● **Goal**: For the copy, please give all of the data again exactly and leave the pictures out.

Dataset records
_____

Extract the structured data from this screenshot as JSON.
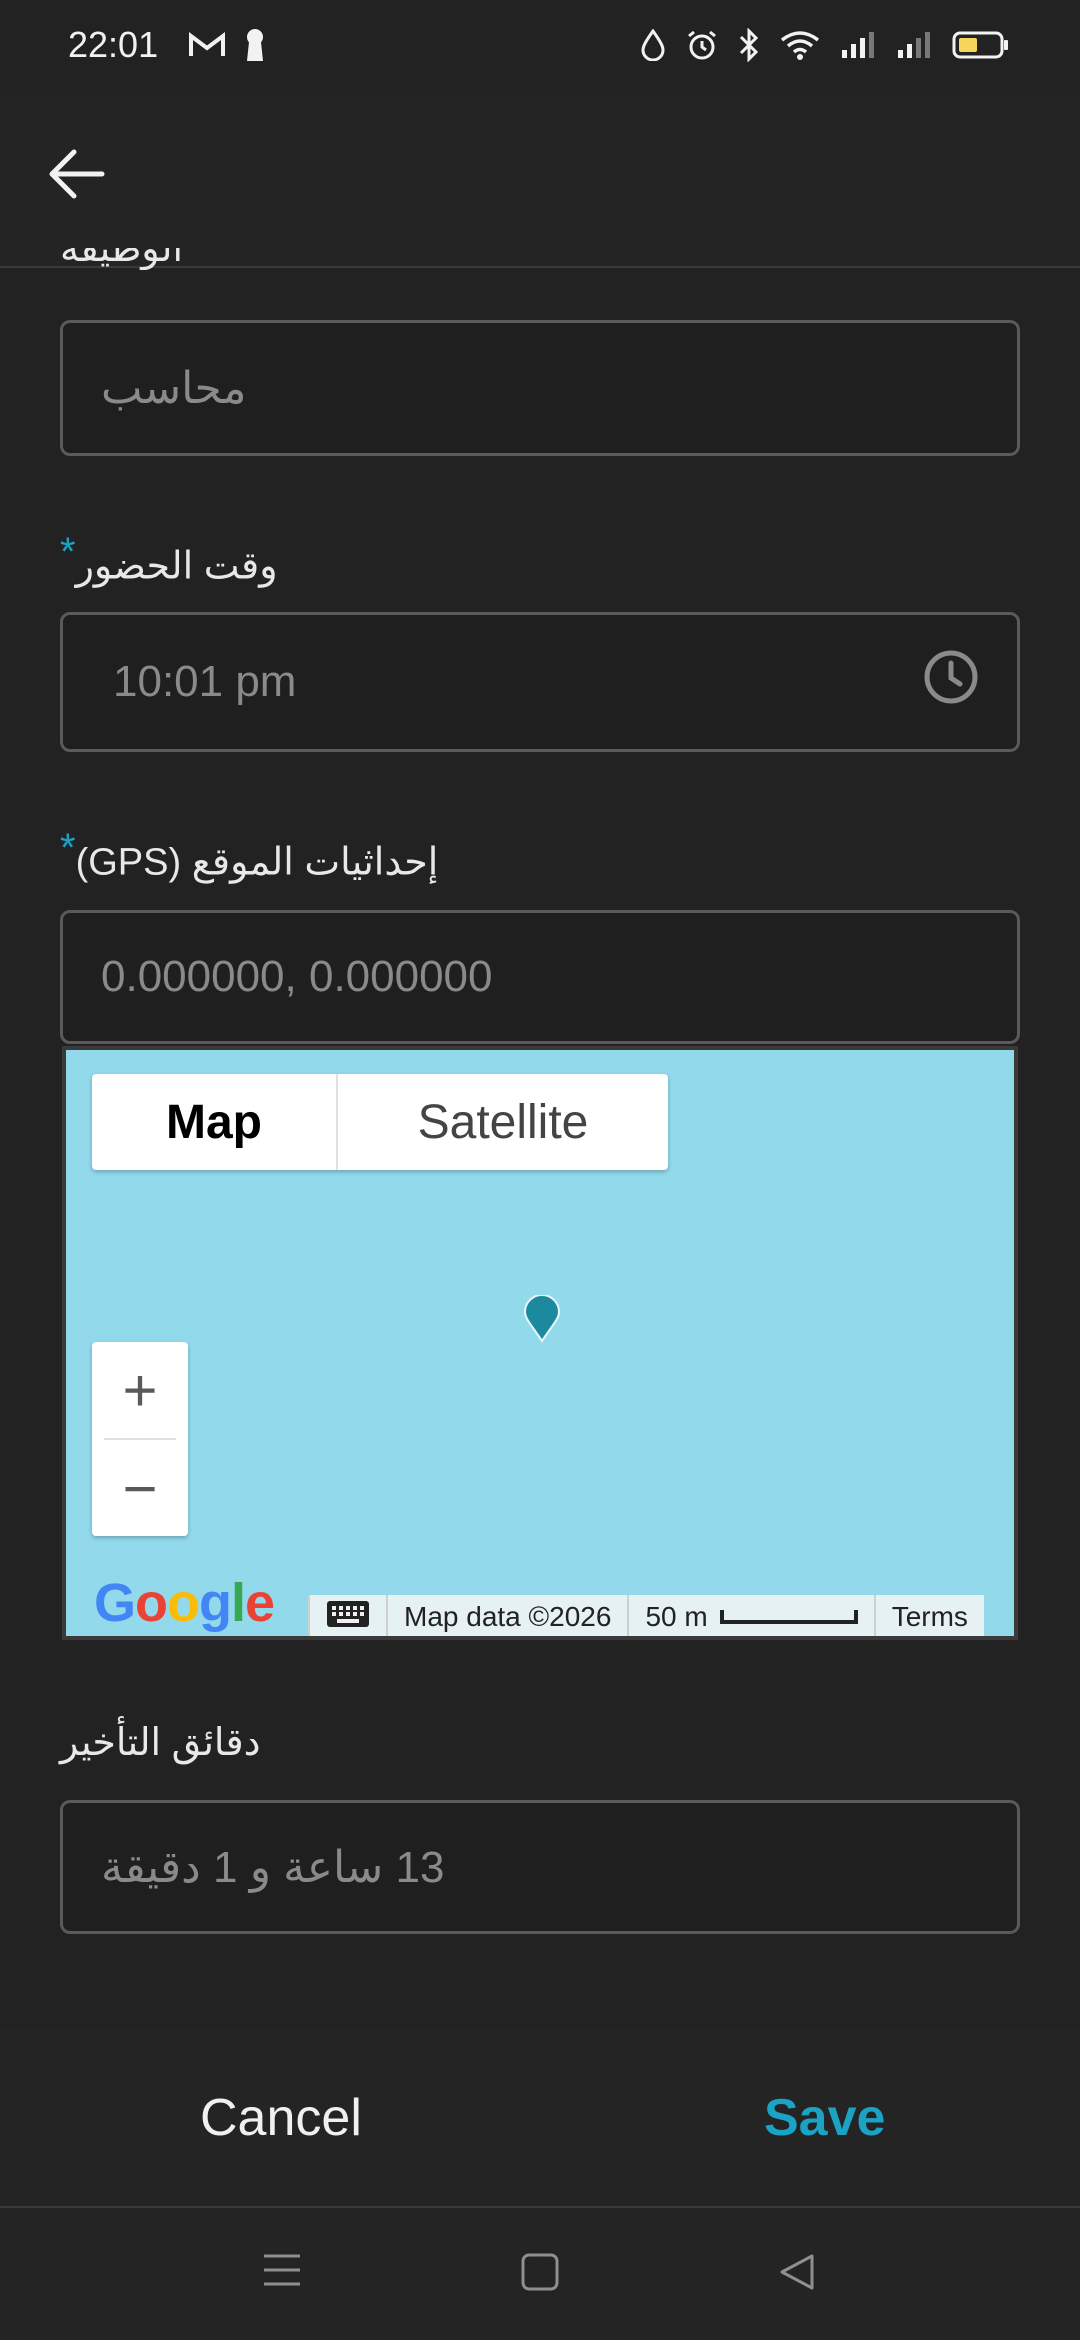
{
  "status_bar": {
    "time": "22:01",
    "icons": [
      "gmail-icon",
      "keyhole-icon",
      "drop-icon",
      "alarm-icon",
      "bluetooth-icon",
      "wifi-icon",
      "signal-icon",
      "signal-icon-2",
      "battery-icon"
    ]
  },
  "appbar": {
    "back_icon": "arrow-left-icon"
  },
  "form": {
    "job_label": "الوظيفة",
    "job_value": "محاسب",
    "attendance_label": "وقت الحضور",
    "attendance_required": "*",
    "attendance_value": "10:01 pm",
    "gps_label": "إحداثيات الموقع (GPS)",
    "gps_required": "*",
    "gps_value": "0.000000, 0.000000",
    "delay_label": "دقائق التأخير",
    "delay_value": "13 ساعة و 1 دقيقة"
  },
  "map": {
    "tab_map": "Map",
    "tab_satellite": "Satellite",
    "zoom_in": "+",
    "zoom_out": "−",
    "logo": "Google",
    "map_data": "Map data ©2026",
    "scale": "50 m",
    "terms": "Terms",
    "water_color": "#92d9ec",
    "pin_color": "#1b8a9e"
  },
  "actions": {
    "cancel": "Cancel",
    "save": "Save"
  },
  "colors": {
    "accent": "#1aa3c4",
    "background": "#222222"
  }
}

_____

● **Task answer**:
Extract the structured data from this screenshot as JSON.
{
  "status_bar": {
    "time": "22:01",
    "icons": [
      "gmail-icon",
      "keyhole-icon",
      "drop-icon",
      "alarm-icon",
      "bluetooth-icon",
      "wifi-icon",
      "signal-icon",
      "signal-icon-2",
      "battery-icon"
    ]
  },
  "appbar": {
    "back_icon": "arrow-left-icon"
  },
  "form": {
    "job_label": "الوظيفة",
    "job_value": "محاسب",
    "attendance_label": "وقت الحضور",
    "attendance_required": "*",
    "attendance_value": "10:01 pm",
    "gps_label": "إحداثيات الموقع (GPS)",
    "gps_required": "*",
    "gps_value": "0.000000, 0.000000",
    "delay_label": "دقائق التأخير",
    "delay_value": "13 ساعة و 1 دقيقة"
  },
  "map": {
    "tab_map": "Map",
    "tab_satellite": "Satellite",
    "zoom_in": "+",
    "zoom_out": "−",
    "logo": "Google",
    "map_data": "Map data ©2026",
    "scale": "50 m",
    "terms": "Terms",
    "water_color": "#92d9ec",
    "pin_color": "#1b8a9e"
  },
  "actions": {
    "cancel": "Cancel",
    "save": "Save"
  },
  "colors": {
    "accent": "#1aa3c4",
    "background": "#222222"
  }
}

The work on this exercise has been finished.